(Extracted data entries)
______________________________
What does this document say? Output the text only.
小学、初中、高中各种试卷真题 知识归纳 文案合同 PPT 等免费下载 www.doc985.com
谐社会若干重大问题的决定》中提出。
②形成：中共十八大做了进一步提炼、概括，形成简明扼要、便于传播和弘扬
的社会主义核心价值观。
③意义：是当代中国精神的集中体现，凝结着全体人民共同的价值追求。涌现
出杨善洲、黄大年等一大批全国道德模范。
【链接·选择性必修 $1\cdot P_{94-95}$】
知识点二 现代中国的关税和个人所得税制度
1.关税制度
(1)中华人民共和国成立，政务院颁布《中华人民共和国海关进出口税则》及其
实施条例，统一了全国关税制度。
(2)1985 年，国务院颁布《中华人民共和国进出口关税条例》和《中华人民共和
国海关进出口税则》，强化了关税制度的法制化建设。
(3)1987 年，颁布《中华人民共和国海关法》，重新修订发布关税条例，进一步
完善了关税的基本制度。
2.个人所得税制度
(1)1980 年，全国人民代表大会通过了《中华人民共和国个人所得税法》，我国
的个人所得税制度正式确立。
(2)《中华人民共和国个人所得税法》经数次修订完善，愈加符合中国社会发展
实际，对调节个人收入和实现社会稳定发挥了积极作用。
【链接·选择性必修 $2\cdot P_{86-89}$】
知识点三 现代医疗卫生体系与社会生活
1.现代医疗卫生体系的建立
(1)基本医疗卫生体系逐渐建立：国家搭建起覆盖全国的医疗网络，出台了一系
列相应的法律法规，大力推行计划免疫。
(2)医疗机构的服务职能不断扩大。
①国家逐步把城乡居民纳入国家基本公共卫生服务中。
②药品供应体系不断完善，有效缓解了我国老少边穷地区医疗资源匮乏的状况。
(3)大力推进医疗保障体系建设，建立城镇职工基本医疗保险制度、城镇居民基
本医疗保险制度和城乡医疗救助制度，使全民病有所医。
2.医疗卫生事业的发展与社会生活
______________________________
Report how many lines of the listing hold the string "中华人民共和国个人所得税法", giving only the number.

2